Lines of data
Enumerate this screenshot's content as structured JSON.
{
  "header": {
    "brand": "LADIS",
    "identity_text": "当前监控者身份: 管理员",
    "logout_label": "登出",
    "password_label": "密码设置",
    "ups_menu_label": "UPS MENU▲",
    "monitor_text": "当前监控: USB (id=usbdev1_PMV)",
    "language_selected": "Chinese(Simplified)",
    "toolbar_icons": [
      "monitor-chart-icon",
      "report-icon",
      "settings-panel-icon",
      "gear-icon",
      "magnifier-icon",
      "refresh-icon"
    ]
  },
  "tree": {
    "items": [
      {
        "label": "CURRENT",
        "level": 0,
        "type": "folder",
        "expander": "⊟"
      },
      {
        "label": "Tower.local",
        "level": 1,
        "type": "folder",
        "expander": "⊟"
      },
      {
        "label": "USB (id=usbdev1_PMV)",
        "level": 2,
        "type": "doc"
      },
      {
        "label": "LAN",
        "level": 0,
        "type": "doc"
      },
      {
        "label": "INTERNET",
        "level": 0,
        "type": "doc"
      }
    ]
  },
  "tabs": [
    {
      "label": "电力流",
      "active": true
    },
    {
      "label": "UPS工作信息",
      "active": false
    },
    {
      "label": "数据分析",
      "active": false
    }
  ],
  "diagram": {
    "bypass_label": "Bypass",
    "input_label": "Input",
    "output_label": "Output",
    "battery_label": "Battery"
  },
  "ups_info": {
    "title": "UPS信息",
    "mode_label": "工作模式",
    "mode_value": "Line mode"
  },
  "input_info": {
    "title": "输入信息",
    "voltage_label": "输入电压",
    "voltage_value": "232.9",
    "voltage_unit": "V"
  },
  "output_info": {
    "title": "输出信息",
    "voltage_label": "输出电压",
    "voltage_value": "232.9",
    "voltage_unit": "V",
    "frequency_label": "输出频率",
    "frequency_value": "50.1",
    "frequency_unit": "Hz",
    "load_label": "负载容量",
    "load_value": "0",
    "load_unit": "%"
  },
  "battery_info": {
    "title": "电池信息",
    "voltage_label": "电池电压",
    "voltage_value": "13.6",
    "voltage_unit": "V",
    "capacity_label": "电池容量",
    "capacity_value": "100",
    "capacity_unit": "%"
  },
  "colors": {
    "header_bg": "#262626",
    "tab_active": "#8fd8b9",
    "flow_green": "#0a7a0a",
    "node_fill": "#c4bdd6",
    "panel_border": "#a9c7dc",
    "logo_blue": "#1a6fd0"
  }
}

YOUR TASK ▸
Quote all of the entries exactly as they appear.

RESPONSE FOR THIS EXERCISE ▸
Enumerate this screenshot's content as structured JSON.
{
  "header": {
    "brand": "LADIS",
    "identity_text": "当前监控者身份: 管理员",
    "logout_label": "登出",
    "password_label": "密码设置",
    "ups_menu_label": "UPS MENU▲",
    "monitor_text": "当前监控: USB (id=usbdev1_PMV)",
    "language_selected": "Chinese(Simplified)",
    "toolbar_icons": [
      "monitor-chart-icon",
      "report-icon",
      "settings-panel-icon",
      "gear-icon",
      "magnifier-icon",
      "refresh-icon"
    ]
  },
  "tree": {
    "items": [
      {
        "label": "CURRENT",
        "level": 0,
        "type": "folder",
        "expander": "⊟"
      },
      {
        "label": "Tower.local",
        "level": 1,
        "type": "folder",
        "expander": "⊟"
      },
      {
        "label": "USB (id=usbdev1_PMV)",
        "level": 2,
        "type": "doc"
      },
      {
        "label": "LAN",
        "level": 0,
        "type": "doc"
      },
      {
        "label": "INTERNET",
        "level": 0,
        "type": "doc"
      }
    ]
  },
  "tabs": [
    {
      "label": "电力流",
      "active": true
    },
    {
      "label": "UPS工作信息",
      "active": false
    },
    {
      "label": "数据分析",
      "active": false
    }
  ],
  "diagram": {
    "bypass_label": "Bypass",
    "input_label": "Input",
    "output_label": "Output",
    "battery_label": "Battery"
  },
  "ups_info": {
    "title": "UPS信息",
    "mode_label": "工作模式",
    "mode_value": "Line mode"
  },
  "input_info": {
    "title": "输入信息",
    "voltage_label": "输入电压",
    "voltage_value": "232.9",
    "voltage_unit": "V"
  },
  "output_info": {
    "title": "输出信息",
    "voltage_label": "输出电压",
    "voltage_value": "232.9",
    "voltage_unit": "V",
    "frequency_label": "输出频率",
    "frequency_value": "50.1",
    "frequency_unit": "Hz",
    "load_label": "负载容量",
    "load_value": "0",
    "load_unit": "%"
  },
  "battery_info": {
    "title": "电池信息",
    "voltage_label": "电池电压",
    "voltage_value": "13.6",
    "voltage_unit": "V",
    "capacity_label": "电池容量",
    "capacity_value": "100",
    "capacity_unit": "%"
  },
  "colors": {
    "header_bg": "#262626",
    "tab_active": "#8fd8b9",
    "flow_green": "#0a7a0a",
    "node_fill": "#c4bdd6",
    "panel_border": "#a9c7dc",
    "logo_blue": "#1a6fd0"
  }
}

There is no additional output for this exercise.